■ **Task prompt**
Below is a block of records. Copy every line in it that contains the word "构建优质高效的服务业新体系".

(Extracted data entries)
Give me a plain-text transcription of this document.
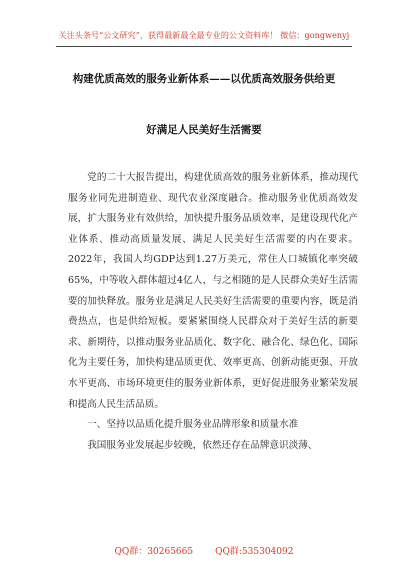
关注头条号“公文研究”，获得最新最全最专业的公文资料库！ 微信：gongwenyj
构建优质高效的服务业新体系——以优质高效服务供给更
好满足人民美好生活需要

党的二十大报告提出，构建优质高效的服务业新体系，推动现代服务业同先进制造业、现代农业深度融合。推动服务业优质高效发展，扩大服务业有效供给，加快提升服务品质效率，是建设现代化产业体系、推动高质量发展、满足人民美好生活需要的内在要求。2022年，我国人均GDP达到1.27万美元，常住人口城镇化率突破65%，中等收入群体超过4亿人，与之相随的是人民群众美好生活需要的加快释放。服务业是满足人民美好生活需要的重要内容，既是消费热点，也是供给短板。要紧紧围绕人民群众对于美好生活的新要求、新期待，以推动服务业品质化、数字化、融合化、绿色化、国际化为主要任务，加快构建品质更优、效率更高、创新动能更强、开放水平更高、市场环境更佳的服务业新体系，更好促进服务业繁荣发展和提高人民生活品质。

一、坚持以品质化提升服务业品牌形象和质量水准

我国服务业发展起步较晚，依然还存在品牌意识淡薄、

QQ群：30265665 QQ群:535304092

■ **Exercise output**
构建优质高效的服务业新体系——以优质高效服务供给更
党的二十大报告提出，构建优质高效的服务业新体系，推动现代服务业同先进制造业、现代农业深度融合。推动服务业优质高效发展，扩大服务业有效供给，加快提升服务品质效率，是建设现代化产业体系、推动高质量发展、满足人民美好生活需要的内在要求。2022年，我国人均GDP达到1.27万美元，常住人口城镇化率突破65%，中等收入群体超过4亿人，与之相随的是人民群众美好生活需要的加快释放。服务业是满足人民美好生活需要的重要内容，既是消费热点，也是供给短板。要紧紧围绕人民群众对于美好生活的新要求、新期待，以推动服务业品质化、数字化、融合化、绿色化、国际化为主要任务，加快构建品质更优、效率更高、创新动能更强、开放水平更高、市场环境更佳的服务业新体系，更好促进服务业繁荣发展和提高人民生活品质。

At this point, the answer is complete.